━━━━━ Exercise data ━━━━━
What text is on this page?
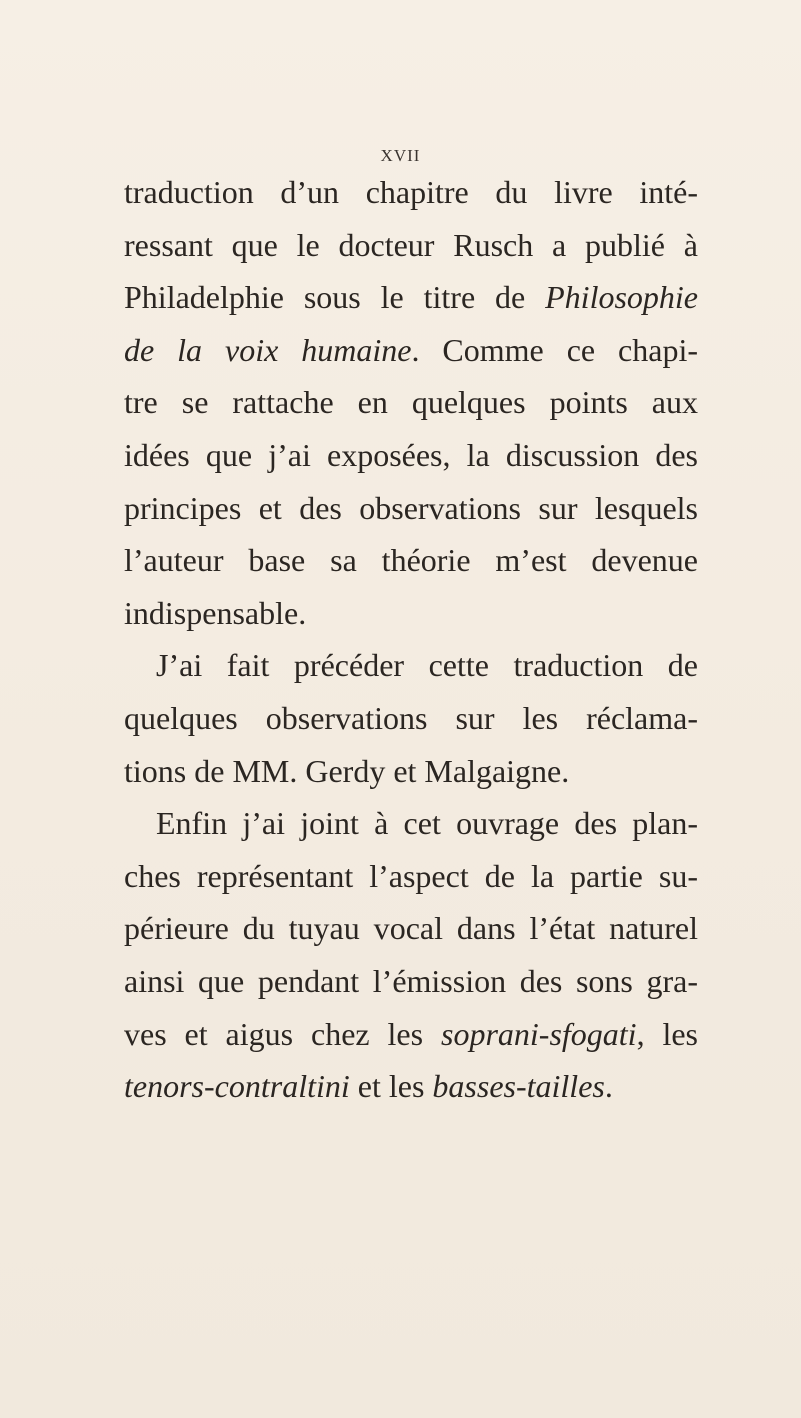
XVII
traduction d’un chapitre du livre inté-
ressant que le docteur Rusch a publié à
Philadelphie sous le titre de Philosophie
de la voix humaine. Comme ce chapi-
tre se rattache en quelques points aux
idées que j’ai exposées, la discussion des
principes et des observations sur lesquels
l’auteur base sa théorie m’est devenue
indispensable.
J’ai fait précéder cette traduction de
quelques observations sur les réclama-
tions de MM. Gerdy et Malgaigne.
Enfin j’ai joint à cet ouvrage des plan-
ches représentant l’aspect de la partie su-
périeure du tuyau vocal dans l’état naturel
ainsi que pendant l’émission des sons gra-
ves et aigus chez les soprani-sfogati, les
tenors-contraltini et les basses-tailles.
━━━━━
━━━━━ Exercise data ━━━━━
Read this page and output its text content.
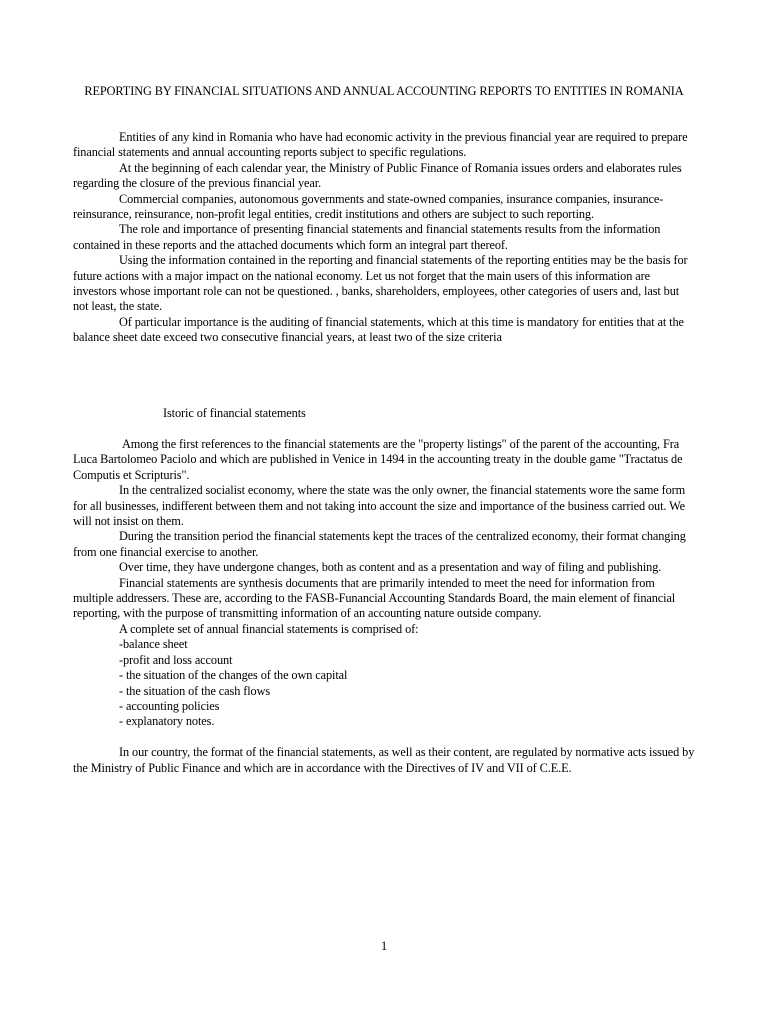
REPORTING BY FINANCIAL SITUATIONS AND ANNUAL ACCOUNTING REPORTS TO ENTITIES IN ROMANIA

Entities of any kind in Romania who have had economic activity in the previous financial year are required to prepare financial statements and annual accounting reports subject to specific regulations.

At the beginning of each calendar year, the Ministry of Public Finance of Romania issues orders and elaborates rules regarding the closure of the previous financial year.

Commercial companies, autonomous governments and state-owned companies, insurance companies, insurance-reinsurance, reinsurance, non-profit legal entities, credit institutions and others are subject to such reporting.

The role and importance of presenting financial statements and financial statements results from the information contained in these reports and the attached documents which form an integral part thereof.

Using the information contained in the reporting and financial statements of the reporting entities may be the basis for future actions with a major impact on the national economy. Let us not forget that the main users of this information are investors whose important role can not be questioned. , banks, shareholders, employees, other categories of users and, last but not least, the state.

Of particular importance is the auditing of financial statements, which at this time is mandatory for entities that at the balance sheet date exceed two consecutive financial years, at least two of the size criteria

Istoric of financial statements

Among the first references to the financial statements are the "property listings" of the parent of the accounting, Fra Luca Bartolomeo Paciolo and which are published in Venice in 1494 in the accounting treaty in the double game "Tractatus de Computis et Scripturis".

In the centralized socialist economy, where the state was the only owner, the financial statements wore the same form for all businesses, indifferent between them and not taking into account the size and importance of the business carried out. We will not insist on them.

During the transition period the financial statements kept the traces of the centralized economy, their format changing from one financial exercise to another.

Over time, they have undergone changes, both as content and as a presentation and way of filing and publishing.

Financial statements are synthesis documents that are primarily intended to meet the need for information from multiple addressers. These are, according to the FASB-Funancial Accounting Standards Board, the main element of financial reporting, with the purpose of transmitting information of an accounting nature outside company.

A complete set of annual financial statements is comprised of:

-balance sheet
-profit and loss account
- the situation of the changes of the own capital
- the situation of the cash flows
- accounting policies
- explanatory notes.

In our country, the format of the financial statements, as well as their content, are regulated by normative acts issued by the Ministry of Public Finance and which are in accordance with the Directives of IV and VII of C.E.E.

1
━━━━━
Task description: Where a line of the entries contains the word "Public", copy that line.

Result:
At the beginning of each calendar year, the Ministry of Public Finance of Romania issues orders and elaborates rules regarding the closure of the previous financial year.
In our country, the format of the financial statements, as well as their content, are regulated by normative acts issued by the Ministry of Public Finance and which are in accordance with the Directives of IV and VII of C.E.E.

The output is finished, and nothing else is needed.